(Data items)
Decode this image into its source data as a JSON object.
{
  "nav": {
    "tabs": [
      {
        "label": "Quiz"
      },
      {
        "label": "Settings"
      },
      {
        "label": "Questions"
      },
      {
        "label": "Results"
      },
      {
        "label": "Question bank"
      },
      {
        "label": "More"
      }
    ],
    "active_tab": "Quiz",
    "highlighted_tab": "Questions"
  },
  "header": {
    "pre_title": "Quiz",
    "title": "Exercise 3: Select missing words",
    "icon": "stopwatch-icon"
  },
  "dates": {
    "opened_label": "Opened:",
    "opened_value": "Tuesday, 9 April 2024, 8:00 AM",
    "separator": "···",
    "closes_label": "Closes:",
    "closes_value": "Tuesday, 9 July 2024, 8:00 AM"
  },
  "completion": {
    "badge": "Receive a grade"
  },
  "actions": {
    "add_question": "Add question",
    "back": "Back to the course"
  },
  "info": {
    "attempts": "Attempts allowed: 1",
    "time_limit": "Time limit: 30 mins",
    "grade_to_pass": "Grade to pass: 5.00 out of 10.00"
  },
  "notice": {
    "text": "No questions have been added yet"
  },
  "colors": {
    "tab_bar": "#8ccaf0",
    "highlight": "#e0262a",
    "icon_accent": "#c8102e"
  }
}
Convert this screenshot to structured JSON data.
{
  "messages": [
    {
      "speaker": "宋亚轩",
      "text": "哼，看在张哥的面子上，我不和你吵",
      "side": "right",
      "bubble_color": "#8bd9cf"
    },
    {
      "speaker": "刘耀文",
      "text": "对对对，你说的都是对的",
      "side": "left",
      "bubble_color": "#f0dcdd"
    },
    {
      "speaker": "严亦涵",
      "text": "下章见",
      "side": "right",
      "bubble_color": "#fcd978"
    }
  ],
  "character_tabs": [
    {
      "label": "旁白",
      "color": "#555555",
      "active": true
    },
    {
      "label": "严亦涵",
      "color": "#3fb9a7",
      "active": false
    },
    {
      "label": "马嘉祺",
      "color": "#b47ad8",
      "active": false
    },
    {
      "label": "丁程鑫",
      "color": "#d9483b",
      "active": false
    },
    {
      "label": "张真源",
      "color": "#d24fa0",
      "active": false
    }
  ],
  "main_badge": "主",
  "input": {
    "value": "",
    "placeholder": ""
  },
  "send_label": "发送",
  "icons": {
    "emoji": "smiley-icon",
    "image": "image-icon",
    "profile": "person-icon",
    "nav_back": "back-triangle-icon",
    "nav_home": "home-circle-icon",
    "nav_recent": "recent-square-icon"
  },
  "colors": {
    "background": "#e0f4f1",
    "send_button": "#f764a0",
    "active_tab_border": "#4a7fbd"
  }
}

Required task: Give back exactly the lines from the one containing "Convert this screenshot" to the end of the material, both ends included.

Reply:
Convert this screenshot to structured JSON data.
{
  "messages": [
    {
      "speaker": "宋亚轩",
      "text": "哼，看在张哥的面子上，我不和你吵",
      "side": "right",
      "bubble_color": "#8bd9cf"
    },
    {
      "speaker": "刘耀文",
      "text": "对对对，你说的都是对的",
      "side": "left",
      "bubble_color": "#f0dcdd"
    },
    {
      "speaker": "严亦涵",
      "text": "下章见",
      "side": "right",
      "bubble_color": "#fcd978"
    }
  ],
  "character_tabs": [
    {
      "label": "旁白",
      "color": "#555555",
      "active": true
    },
    {
      "label": "严亦涵",
      "color": "#3fb9a7",
      "active": false
    },
    {
      "label": "马嘉祺",
      "color": "#b47ad8",
      "active": false
    },
    {
      "label": "丁程鑫",
      "color": "#d9483b",
      "active": false
    },
    {
      "label": "张真源",
      "color": "#d24fa0",
      "active": false
    }
  ],
  "main_badge": "主",
  "input": {
    "value": "",
    "placeholder": ""
  },
  "send_label": "发送",
  "icons": {
    "emoji": "smiley-icon",
    "image": "image-icon",
    "profile": "person-icon",
    "nav_back": "back-triangle-icon",
    "nav_home": "home-circle-icon",
    "nav_recent": "recent-square-icon"
  },
  "colors": {
    "background": "#e0f4f1",
    "send_button": "#f764a0",
    "active_tab_border": "#4a7fbd"
  }
}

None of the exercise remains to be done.